**Records provided**
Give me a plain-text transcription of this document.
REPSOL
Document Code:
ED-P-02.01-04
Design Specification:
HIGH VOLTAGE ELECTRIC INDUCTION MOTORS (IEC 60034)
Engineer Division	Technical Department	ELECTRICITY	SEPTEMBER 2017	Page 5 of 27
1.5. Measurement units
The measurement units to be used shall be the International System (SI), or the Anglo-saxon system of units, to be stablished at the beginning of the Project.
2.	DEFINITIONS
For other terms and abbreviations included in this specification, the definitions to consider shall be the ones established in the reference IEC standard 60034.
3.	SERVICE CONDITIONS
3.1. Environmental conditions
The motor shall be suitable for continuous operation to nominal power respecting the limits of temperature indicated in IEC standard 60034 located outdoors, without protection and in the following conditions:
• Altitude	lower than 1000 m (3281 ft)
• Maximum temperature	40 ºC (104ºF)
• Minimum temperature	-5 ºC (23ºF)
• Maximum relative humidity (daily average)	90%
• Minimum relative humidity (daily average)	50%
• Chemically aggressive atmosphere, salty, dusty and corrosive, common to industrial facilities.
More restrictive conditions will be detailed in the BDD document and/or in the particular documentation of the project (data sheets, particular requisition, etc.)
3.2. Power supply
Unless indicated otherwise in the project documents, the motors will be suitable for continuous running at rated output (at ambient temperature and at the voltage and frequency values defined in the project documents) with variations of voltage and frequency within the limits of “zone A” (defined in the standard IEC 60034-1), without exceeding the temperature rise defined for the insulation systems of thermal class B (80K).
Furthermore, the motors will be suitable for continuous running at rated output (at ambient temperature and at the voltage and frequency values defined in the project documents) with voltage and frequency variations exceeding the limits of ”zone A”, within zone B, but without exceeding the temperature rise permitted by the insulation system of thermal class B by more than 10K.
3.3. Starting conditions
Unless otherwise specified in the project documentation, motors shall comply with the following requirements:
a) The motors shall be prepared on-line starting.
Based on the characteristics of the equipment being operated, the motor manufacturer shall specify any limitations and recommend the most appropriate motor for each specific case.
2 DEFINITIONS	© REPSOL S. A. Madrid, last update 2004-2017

**Work to be completed**
In the lines above, find each one with "humidity" and list it.

**Task answer**
• Maximum relative humidity (daily average)	90%
• Minimum relative humidity (daily average)	50%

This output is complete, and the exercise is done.